**What you are asked to do:** Work through the data below and give the number of lines holding "exhibitions", nothing more.

==================================================

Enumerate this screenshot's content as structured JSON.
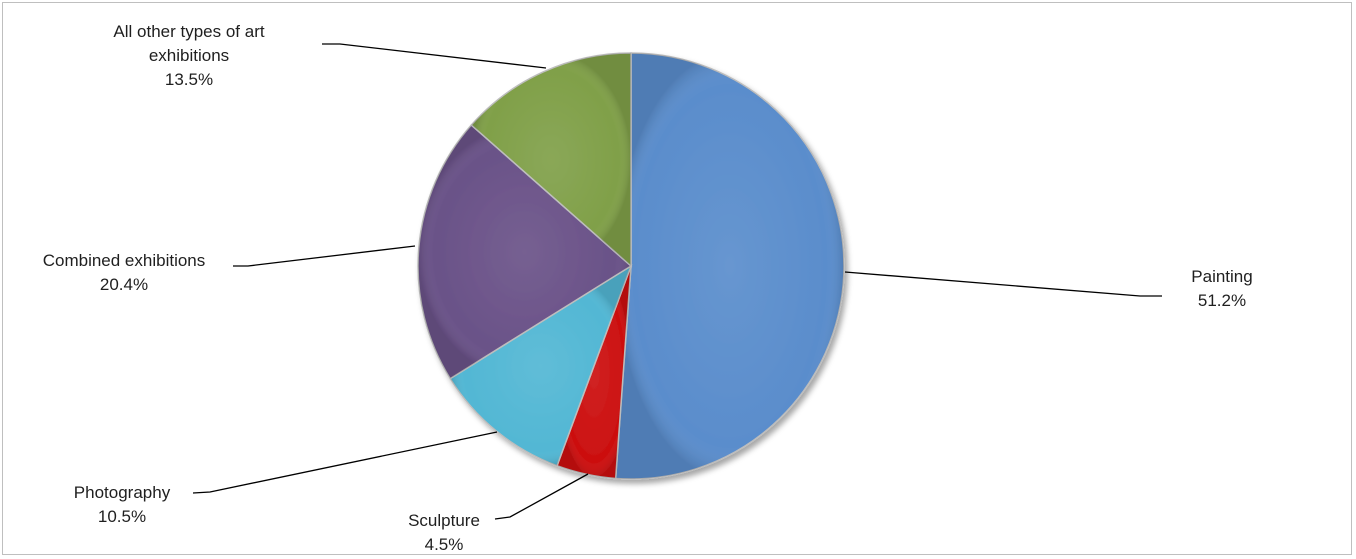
{
  "chart_data": {
    "type": "pie",
    "title": "",
    "start_angle_deg": 0,
    "direction": "clockwise",
    "slices": [
      {
        "label": "Painting",
        "value": 51.2,
        "value_label": "51.2%",
        "color": "#5a8dcc"
      },
      {
        "label": "Sculpture",
        "value": 4.5,
        "value_label": "4.5%",
        "color": "#cc1010"
      },
      {
        "label": "Photography",
        "value": 10.5,
        "value_label": "10.5%",
        "color": "#52b7d4"
      },
      {
        "label": "Combined exhibitions",
        "value": 20.4,
        "value_label": "20.4%",
        "color": "#6a5288"
      },
      {
        "label_lines": [
          "All other types of art",
          "exhibitions"
        ],
        "value": 13.5,
        "value_label": "13.5%",
        "color": "#80a049"
      }
    ],
    "legend": "none",
    "data_labels": "outside with leader lines"
  }
}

==================================================

**Problem solution:** 2